## What to do
Return all entries precisely as they stand, without the images.

** START Material provided **

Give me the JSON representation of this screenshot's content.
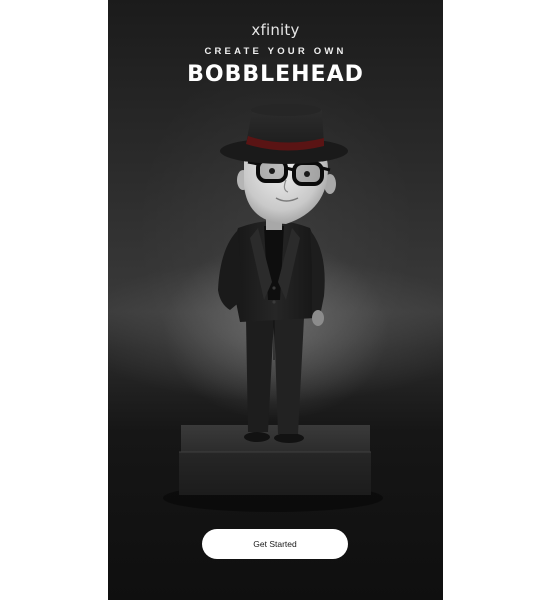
{
  "brand": {
    "logo_text": "xfinity"
  },
  "header": {
    "subtitle": "CREATE YOUR OWN",
    "title": "BOBBLEHEAD"
  },
  "cta": {
    "label": "Get Started"
  },
  "illustration": {
    "subject": "bobblehead-figure",
    "colors": {
      "background": "#1b1b1b",
      "button_bg": "#ffffff",
      "button_text": "#1a1a1a",
      "hat_band": "#5a1414"
    }
  }
}
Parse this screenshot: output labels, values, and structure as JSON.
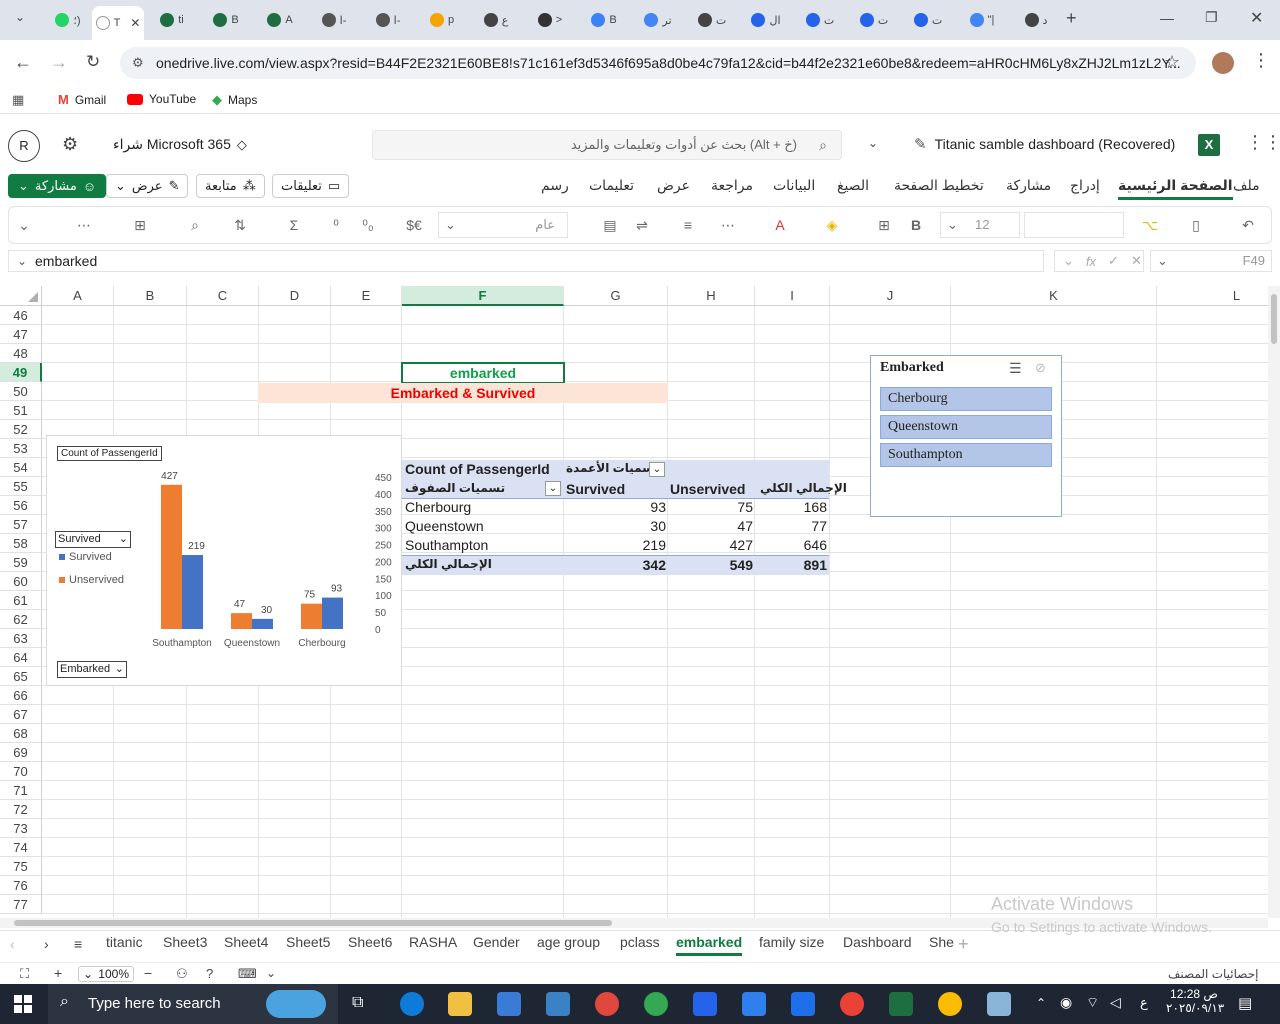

** END Material provided **

## Solution to the problem
Give me the JSON representation of this screenshot's content.
{
  "brand": {
    "logo_text": "xfinity"
  },
  "header": {
    "subtitle": "CREATE YOUR OWN",
    "title": "BOBBLEHEAD"
  },
  "cta": {
    "label": "Get Started"
  },
  "illustration": {
    "subject": "bobblehead-figure",
    "colors": {
      "background": "#1b1b1b",
      "button_bg": "#ffffff",
      "button_text": "#1a1a1a",
      "hat_band": "#5a1414"
    }
  }
}
Parse this screenshot: output labels, values, and structure as JSON.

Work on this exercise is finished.